▶ [What is asked]: Output, word for word, every line from the line with "OCR this image." through the final line of the data below.

[Records from a collection]
******************************

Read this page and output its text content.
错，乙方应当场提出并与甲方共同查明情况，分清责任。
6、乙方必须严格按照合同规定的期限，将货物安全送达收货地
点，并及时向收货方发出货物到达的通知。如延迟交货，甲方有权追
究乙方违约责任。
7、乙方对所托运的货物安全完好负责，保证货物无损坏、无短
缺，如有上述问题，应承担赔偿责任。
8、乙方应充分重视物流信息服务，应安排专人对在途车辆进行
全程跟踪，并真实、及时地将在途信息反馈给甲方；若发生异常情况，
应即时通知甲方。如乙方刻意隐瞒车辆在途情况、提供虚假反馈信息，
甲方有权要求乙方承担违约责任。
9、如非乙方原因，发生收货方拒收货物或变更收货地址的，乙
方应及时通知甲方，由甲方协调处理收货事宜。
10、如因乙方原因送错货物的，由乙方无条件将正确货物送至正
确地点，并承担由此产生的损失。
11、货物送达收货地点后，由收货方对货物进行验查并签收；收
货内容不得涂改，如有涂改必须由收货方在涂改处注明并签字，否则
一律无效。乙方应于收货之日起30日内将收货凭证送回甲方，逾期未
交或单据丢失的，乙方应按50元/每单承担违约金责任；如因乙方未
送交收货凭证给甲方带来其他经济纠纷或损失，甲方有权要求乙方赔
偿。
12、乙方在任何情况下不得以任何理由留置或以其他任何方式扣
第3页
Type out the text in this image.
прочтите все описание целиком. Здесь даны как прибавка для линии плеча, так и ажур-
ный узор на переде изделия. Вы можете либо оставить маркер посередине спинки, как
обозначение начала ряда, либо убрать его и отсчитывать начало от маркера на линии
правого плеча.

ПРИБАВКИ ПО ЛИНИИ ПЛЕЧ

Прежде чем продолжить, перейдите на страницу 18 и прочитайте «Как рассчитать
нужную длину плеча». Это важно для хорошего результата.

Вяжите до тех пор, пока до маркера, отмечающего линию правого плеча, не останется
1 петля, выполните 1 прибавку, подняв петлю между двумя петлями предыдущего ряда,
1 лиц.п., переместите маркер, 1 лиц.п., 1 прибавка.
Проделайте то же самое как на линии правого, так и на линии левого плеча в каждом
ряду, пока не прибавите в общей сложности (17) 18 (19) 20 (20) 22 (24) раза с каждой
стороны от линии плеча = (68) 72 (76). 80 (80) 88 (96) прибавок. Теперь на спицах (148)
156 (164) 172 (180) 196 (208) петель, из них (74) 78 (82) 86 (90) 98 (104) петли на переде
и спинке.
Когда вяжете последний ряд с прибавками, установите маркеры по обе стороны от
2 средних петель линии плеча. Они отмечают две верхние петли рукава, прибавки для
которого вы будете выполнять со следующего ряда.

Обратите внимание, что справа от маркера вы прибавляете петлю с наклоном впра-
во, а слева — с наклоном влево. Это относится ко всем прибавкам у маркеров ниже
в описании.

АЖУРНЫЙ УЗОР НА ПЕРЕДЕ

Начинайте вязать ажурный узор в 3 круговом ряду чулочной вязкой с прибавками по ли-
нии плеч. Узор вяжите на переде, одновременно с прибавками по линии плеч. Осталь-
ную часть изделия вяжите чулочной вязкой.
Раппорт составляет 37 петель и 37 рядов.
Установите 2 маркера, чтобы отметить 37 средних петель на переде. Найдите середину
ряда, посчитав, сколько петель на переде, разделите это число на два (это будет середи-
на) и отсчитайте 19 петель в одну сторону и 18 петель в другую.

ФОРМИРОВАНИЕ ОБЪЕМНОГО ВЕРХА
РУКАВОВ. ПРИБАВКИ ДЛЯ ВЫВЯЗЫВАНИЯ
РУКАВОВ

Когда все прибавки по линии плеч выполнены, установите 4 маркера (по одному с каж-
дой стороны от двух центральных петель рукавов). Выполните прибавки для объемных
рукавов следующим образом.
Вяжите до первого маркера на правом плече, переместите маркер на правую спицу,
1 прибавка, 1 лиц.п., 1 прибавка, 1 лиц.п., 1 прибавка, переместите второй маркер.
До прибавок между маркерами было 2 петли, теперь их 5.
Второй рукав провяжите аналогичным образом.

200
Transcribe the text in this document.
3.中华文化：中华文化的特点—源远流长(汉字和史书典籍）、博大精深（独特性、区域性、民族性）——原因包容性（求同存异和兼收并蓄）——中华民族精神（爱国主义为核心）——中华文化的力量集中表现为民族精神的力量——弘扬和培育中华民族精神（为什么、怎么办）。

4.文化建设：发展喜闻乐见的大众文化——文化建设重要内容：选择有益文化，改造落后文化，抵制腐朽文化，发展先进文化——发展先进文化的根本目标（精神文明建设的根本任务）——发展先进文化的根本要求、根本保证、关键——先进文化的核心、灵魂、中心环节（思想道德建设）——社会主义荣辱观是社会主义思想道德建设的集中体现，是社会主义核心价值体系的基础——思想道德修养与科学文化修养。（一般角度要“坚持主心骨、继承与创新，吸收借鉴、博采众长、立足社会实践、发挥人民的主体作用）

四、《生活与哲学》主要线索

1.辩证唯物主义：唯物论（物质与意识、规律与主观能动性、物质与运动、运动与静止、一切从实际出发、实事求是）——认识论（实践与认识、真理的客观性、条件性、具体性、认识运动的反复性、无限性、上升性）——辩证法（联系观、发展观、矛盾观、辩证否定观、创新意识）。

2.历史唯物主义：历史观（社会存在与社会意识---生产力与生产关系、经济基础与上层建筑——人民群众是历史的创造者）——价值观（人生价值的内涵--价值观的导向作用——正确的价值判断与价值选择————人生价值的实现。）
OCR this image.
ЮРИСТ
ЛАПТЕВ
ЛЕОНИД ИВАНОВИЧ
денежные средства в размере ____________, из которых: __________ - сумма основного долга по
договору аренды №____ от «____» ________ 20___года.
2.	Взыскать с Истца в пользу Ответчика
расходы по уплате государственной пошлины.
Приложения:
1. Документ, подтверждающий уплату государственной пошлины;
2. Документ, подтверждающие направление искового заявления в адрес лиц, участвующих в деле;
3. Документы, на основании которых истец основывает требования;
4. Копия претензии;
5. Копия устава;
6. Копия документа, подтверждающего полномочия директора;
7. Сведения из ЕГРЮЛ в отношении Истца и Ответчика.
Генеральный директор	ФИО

******************************

▶ [Output of the exercise]:
OCR this image.
ЮРИСТ
ЛАПТЕВ
ЛЕОНИД ИВАНОВИЧ
денежные средства в размере ____________, из которых: __________ - сумма основного долга по
договору аренды №____ от «____» ________ 20___года.
2.	Взыскать с Истца в пользу Ответчика
расходы по уплате государственной пошлины.
Приложения:
1. Документ, подтверждающий уплату государственной пошлины;
2. Документ, подтверждающие направление искового заявления в адрес лиц, участвующих в деле;
3. Документы, на основании которых истец основывает требования;
4. Копия претензии;
5. Копия устава;
6. Копия документа, подтверждающего полномочия директора;
7. Сведения из ЕГРЮЛ в отношении Истца и Ответчика.
Генеральный директор	ФИО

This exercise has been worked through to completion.